CHALLENGE
Copy each line that has the string "this" somewhere in it.

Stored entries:
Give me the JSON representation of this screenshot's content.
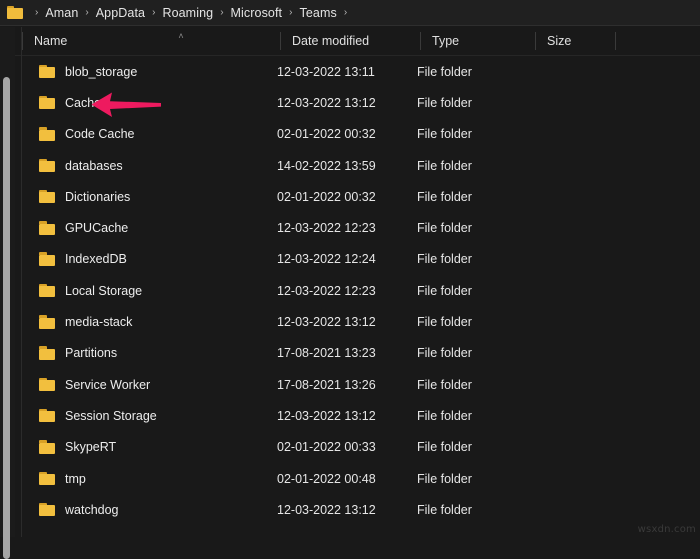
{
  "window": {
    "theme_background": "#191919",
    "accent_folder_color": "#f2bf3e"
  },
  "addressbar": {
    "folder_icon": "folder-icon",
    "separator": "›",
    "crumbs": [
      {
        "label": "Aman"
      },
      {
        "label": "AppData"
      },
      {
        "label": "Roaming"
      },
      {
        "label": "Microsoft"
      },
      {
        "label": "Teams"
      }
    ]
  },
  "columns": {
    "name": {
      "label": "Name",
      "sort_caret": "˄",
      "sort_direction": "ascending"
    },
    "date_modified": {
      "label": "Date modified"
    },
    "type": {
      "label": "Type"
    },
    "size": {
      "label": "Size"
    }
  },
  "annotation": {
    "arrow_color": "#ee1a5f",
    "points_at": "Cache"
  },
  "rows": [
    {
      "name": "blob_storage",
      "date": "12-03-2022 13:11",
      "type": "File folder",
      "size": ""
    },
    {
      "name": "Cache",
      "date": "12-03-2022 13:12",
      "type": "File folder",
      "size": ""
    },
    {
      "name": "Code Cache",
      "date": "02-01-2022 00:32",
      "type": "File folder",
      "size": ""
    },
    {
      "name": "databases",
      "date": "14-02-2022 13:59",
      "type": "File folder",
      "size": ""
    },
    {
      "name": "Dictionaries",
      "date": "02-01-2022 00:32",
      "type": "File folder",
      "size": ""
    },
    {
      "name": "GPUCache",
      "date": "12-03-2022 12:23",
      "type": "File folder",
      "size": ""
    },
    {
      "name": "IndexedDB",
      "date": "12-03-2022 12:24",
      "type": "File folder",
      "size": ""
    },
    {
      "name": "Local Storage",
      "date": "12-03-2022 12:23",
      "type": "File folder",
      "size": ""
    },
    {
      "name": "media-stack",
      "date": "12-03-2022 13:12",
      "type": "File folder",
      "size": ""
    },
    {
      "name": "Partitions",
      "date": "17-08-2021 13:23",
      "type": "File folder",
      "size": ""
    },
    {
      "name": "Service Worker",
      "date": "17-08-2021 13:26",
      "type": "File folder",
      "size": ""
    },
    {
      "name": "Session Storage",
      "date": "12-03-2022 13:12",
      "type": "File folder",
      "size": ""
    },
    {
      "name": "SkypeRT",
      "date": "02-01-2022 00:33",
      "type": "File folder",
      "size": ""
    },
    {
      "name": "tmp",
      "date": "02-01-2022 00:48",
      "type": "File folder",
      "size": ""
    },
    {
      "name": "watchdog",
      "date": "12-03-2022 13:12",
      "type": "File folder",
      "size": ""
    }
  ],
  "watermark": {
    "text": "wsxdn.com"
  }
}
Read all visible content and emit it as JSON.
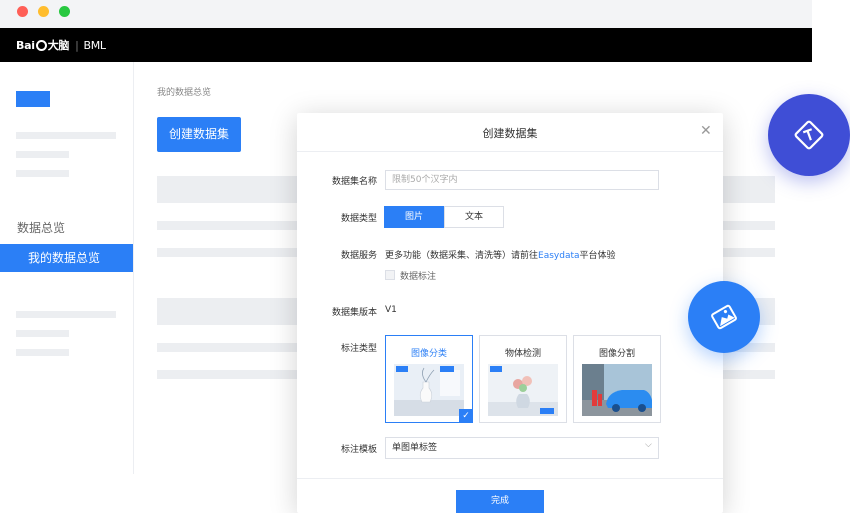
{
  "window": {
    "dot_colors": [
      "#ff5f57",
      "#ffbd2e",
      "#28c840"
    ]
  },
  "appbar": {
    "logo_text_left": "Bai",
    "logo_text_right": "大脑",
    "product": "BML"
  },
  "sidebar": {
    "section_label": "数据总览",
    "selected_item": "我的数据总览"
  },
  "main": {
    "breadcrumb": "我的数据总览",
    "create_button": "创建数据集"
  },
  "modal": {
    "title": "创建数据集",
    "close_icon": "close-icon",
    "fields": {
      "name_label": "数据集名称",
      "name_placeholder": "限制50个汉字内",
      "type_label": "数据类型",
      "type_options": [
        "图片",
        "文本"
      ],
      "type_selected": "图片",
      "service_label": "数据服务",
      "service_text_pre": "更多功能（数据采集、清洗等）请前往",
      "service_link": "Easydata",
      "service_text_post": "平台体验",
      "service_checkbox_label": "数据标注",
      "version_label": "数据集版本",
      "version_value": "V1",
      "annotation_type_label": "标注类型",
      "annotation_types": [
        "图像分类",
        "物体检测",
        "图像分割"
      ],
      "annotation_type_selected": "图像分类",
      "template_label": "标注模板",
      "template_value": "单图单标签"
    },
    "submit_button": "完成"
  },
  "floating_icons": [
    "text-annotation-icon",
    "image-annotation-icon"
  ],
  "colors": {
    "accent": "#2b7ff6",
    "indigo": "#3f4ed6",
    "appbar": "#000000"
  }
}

---

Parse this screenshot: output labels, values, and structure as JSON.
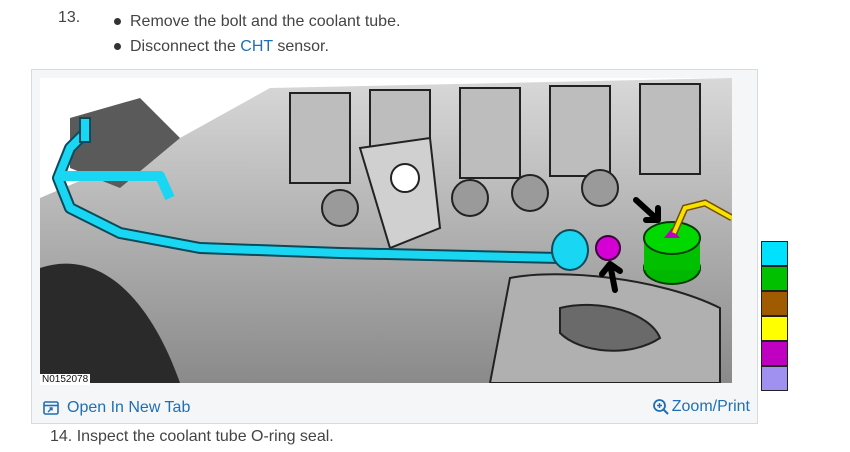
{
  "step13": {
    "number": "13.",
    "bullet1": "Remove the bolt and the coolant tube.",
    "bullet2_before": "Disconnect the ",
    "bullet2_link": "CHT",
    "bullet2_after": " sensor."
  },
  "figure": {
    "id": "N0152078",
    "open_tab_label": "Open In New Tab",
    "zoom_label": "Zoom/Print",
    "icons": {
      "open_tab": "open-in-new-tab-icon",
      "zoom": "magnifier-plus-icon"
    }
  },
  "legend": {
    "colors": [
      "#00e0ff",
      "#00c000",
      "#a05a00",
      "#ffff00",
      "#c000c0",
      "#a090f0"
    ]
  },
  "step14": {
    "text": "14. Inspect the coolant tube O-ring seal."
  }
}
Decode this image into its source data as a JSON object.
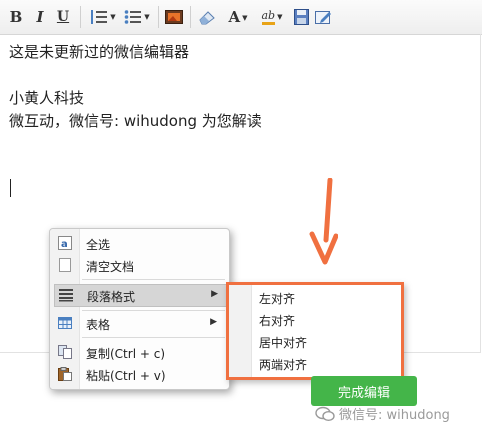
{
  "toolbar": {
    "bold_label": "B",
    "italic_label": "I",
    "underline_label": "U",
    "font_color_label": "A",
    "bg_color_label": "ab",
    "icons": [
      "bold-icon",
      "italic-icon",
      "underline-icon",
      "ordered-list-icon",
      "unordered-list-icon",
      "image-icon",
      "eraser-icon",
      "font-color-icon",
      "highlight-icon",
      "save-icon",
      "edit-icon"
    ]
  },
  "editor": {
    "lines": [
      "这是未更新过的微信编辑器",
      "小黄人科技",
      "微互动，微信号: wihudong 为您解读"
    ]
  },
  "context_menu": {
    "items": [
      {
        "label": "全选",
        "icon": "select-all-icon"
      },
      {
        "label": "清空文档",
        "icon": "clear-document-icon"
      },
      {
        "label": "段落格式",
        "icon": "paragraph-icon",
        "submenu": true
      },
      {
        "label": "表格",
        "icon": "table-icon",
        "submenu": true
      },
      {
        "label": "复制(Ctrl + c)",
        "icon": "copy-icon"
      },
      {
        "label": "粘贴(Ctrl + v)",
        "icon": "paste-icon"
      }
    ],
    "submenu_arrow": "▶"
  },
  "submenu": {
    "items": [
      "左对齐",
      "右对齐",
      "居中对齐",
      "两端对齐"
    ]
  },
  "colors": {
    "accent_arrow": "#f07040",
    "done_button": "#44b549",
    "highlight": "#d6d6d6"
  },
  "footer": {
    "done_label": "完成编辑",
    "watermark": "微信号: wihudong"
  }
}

ANSWER BELOW
Give me the JSON representation of this screenshot's content.
Parse this screenshot: output labels, values, and structure as JSON.
Decode this image into its source data as a JSON object.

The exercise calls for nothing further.